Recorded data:
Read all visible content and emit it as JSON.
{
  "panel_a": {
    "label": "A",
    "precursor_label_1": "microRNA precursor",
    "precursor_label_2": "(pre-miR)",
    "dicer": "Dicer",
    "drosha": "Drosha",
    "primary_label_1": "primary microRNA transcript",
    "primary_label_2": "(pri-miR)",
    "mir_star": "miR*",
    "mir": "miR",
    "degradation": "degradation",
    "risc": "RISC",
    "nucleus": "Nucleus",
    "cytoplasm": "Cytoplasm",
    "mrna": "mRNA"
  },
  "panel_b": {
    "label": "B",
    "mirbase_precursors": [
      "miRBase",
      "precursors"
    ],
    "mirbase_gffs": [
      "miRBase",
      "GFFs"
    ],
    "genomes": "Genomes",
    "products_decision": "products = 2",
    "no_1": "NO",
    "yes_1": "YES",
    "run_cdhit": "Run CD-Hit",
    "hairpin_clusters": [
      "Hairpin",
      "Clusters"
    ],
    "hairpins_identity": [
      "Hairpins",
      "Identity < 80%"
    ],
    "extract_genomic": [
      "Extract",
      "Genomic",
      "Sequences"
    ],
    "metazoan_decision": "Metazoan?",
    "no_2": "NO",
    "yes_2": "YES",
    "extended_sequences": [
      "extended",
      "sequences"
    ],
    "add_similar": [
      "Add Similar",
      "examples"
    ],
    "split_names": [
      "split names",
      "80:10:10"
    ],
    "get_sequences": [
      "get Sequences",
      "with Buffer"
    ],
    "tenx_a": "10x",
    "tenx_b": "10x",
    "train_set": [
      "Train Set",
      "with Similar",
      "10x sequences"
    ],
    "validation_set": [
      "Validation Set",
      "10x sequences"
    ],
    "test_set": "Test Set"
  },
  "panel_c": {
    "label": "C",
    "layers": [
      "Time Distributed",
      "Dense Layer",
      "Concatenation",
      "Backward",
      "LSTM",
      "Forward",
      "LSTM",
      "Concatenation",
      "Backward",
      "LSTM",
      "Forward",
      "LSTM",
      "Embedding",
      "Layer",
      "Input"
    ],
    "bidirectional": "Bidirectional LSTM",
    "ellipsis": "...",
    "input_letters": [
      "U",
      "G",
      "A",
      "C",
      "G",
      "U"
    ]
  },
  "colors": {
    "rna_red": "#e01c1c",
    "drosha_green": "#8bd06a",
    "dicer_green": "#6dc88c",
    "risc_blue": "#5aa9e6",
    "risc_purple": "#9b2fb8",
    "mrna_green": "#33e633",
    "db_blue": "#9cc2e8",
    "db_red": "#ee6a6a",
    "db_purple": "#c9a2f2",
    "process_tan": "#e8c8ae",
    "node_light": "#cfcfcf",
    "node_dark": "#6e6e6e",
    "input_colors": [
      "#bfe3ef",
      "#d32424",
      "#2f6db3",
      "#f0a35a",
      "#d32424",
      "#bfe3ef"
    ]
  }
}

> **Exercise prompt**
Repeat all of the records, letter for letter.

> **Answer below**
Read all visible content and emit it as JSON.
{
  "panel_a": {
    "label": "A",
    "precursor_label_1": "microRNA precursor",
    "precursor_label_2": "(pre-miR)",
    "dicer": "Dicer",
    "drosha": "Drosha",
    "primary_label_1": "primary microRNA transcript",
    "primary_label_2": "(pri-miR)",
    "mir_star": "miR*",
    "mir": "miR",
    "degradation": "degradation",
    "risc": "RISC",
    "nucleus": "Nucleus",
    "cytoplasm": "Cytoplasm",
    "mrna": "mRNA"
  },
  "panel_b": {
    "label": "B",
    "mirbase_precursors": [
      "miRBase",
      "precursors"
    ],
    "mirbase_gffs": [
      "miRBase",
      "GFFs"
    ],
    "genomes": "Genomes",
    "products_decision": "products = 2",
    "no_1": "NO",
    "yes_1": "YES",
    "run_cdhit": "Run CD-Hit",
    "hairpin_clusters": [
      "Hairpin",
      "Clusters"
    ],
    "hairpins_identity": [
      "Hairpins",
      "Identity < 80%"
    ],
    "extract_genomic": [
      "Extract",
      "Genomic",
      "Sequences"
    ],
    "metazoan_decision": "Metazoan?",
    "no_2": "NO",
    "yes_2": "YES",
    "extended_sequences": [
      "extended",
      "sequences"
    ],
    "add_similar": [
      "Add Similar",
      "examples"
    ],
    "split_names": [
      "split names",
      "80:10:10"
    ],
    "get_sequences": [
      "get Sequences",
      "with Buffer"
    ],
    "tenx_a": "10x",
    "tenx_b": "10x",
    "train_set": [
      "Train Set",
      "with Similar",
      "10x sequences"
    ],
    "validation_set": [
      "Validation Set",
      "10x sequences"
    ],
    "test_set": "Test Set"
  },
  "panel_c": {
    "label": "C",
    "layers": [
      "Time Distributed",
      "Dense Layer",
      "Concatenation",
      "Backward",
      "LSTM",
      "Forward",
      "LSTM",
      "Concatenation",
      "Backward",
      "LSTM",
      "Forward",
      "LSTM",
      "Embedding",
      "Layer",
      "Input"
    ],
    "bidirectional": "Bidirectional LSTM",
    "ellipsis": "...",
    "input_letters": [
      "U",
      "G",
      "A",
      "C",
      "G",
      "U"
    ]
  },
  "colors": {
    "rna_red": "#e01c1c",
    "drosha_green": "#8bd06a",
    "dicer_green": "#6dc88c",
    "risc_blue": "#5aa9e6",
    "risc_purple": "#9b2fb8",
    "mrna_green": "#33e633",
    "db_blue": "#9cc2e8",
    "db_red": "#ee6a6a",
    "db_purple": "#c9a2f2",
    "process_tan": "#e8c8ae",
    "node_light": "#cfcfcf",
    "node_dark": "#6e6e6e",
    "input_colors": [
      "#bfe3ef",
      "#d32424",
      "#2f6db3",
      "#f0a35a",
      "#d32424",
      "#bfe3ef"
    ]
  }
}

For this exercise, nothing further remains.